Provided information >>
○ ○ ○ ○ ○ ○ ○
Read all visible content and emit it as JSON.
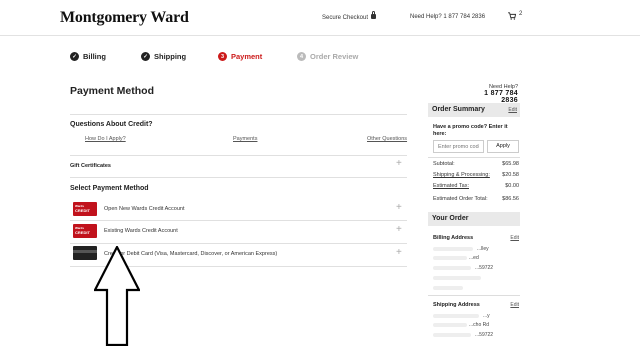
{
  "header": {
    "logo": "Montgomery Ward",
    "secure_checkout": "Secure Checkout",
    "need_help": "Need Help? 1 877 784 2836",
    "cart_count": "2"
  },
  "steps": [
    {
      "label": "Billing",
      "marker": "✓",
      "state": "done"
    },
    {
      "label": "Shipping",
      "marker": "✓",
      "state": "done"
    },
    {
      "label": "Payment",
      "marker": "3",
      "state": "current"
    },
    {
      "label": "Order Review",
      "marker": "4",
      "state": "future"
    }
  ],
  "main": {
    "title": "Payment Method",
    "need_help_label": "Need Help?",
    "need_help_phone": "1 877 784 2836",
    "credit_questions": {
      "title": "Questions About Credit?",
      "links": [
        "How Do I Apply?",
        "Payments",
        "Other Questions"
      ]
    },
    "gift_certificates": "Gift Certificates",
    "select_payment_title": "Select Payment Method",
    "payment_options": [
      {
        "label": "Open New Wards Credit Account",
        "card_top": "Wards",
        "card_bottom": "CREDIT"
      },
      {
        "label": "Existing Wards Credit Account",
        "card_top": "Wards",
        "card_bottom": "CREDIT"
      },
      {
        "label": "Credit or Debit Card (Visa, Mastercard, Discover, or American Express)"
      }
    ],
    "plus_sign": "+"
  },
  "sidebar": {
    "order_summary": {
      "title": "Order Summary",
      "edit": "Edit",
      "promo_label": "Have a promo code? Enter it here:",
      "promo_placeholder": "Enter promo code",
      "apply": "Apply",
      "rows": [
        {
          "label": "Subtotal:",
          "value": "$65.98"
        },
        {
          "label": "Shipping & Processing:",
          "value": "$20.58"
        },
        {
          "label": "Estimated Tax:",
          "value": "$0.00"
        },
        {
          "label": "Estimated Order Total:",
          "value": "$86.56"
        }
      ]
    },
    "your_order": {
      "title": "Your Order",
      "billing_title": "Billing Address",
      "billing_edit": "Edit",
      "billing_fragments": [
        "...lley",
        "...ed",
        "...59722"
      ],
      "shipping_title": "Shipping Address",
      "shipping_edit": "Edit",
      "shipping_fragments": [
        "...y",
        "...cho Rd",
        "...59722"
      ]
    }
  },
  "colors": {
    "accent": "#cc1a1a",
    "future_step": "#aaaaaa",
    "sidebar_header": "#e9e9e9"
  }
}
○ ○ ○ ○ ○ ○ ○
Work instructions >> Pictures are to be left out; all else in the entries above is to be quoted exactly.

Solved exercise >>
Read all visible content and emit it as JSON.
{
  "header": {
    "logo": "Montgomery Ward",
    "secure_checkout": "Secure Checkout",
    "need_help": "Need Help? 1 877 784 2836",
    "cart_count": "2"
  },
  "steps": [
    {
      "label": "Billing",
      "marker": "✓",
      "state": "done"
    },
    {
      "label": "Shipping",
      "marker": "✓",
      "state": "done"
    },
    {
      "label": "Payment",
      "marker": "3",
      "state": "current"
    },
    {
      "label": "Order Review",
      "marker": "4",
      "state": "future"
    }
  ],
  "main": {
    "title": "Payment Method",
    "need_help_label": "Need Help?",
    "need_help_phone": "1 877 784 2836",
    "credit_questions": {
      "title": "Questions About Credit?",
      "links": [
        "How Do I Apply?",
        "Payments",
        "Other Questions"
      ]
    },
    "gift_certificates": "Gift Certificates",
    "select_payment_title": "Select Payment Method",
    "payment_options": [
      {
        "label": "Open New Wards Credit Account",
        "card_top": "Wards",
        "card_bottom": "CREDIT"
      },
      {
        "label": "Existing Wards Credit Account",
        "card_top": "Wards",
        "card_bottom": "CREDIT"
      },
      {
        "label": "Credit or Debit Card (Visa, Mastercard, Discover, or American Express)"
      }
    ],
    "plus_sign": "+"
  },
  "sidebar": {
    "order_summary": {
      "title": "Order Summary",
      "edit": "Edit",
      "promo_label": "Have a promo code? Enter it here:",
      "promo_placeholder": "Enter promo code",
      "apply": "Apply",
      "rows": [
        {
          "label": "Subtotal:",
          "value": "$65.98"
        },
        {
          "label": "Shipping & Processing:",
          "value": "$20.58"
        },
        {
          "label": "Estimated Tax:",
          "value": "$0.00"
        },
        {
          "label": "Estimated Order Total:",
          "value": "$86.56"
        }
      ]
    },
    "your_order": {
      "title": "Your Order",
      "billing_title": "Billing Address",
      "billing_edit": "Edit",
      "billing_fragments": [
        "...lley",
        "...ed",
        "...59722"
      ],
      "shipping_title": "Shipping Address",
      "shipping_edit": "Edit",
      "shipping_fragments": [
        "...y",
        "...cho Rd",
        "...59722"
      ]
    }
  },
  "colors": {
    "accent": "#cc1a1a",
    "future_step": "#aaaaaa",
    "sidebar_header": "#e9e9e9"
  }
}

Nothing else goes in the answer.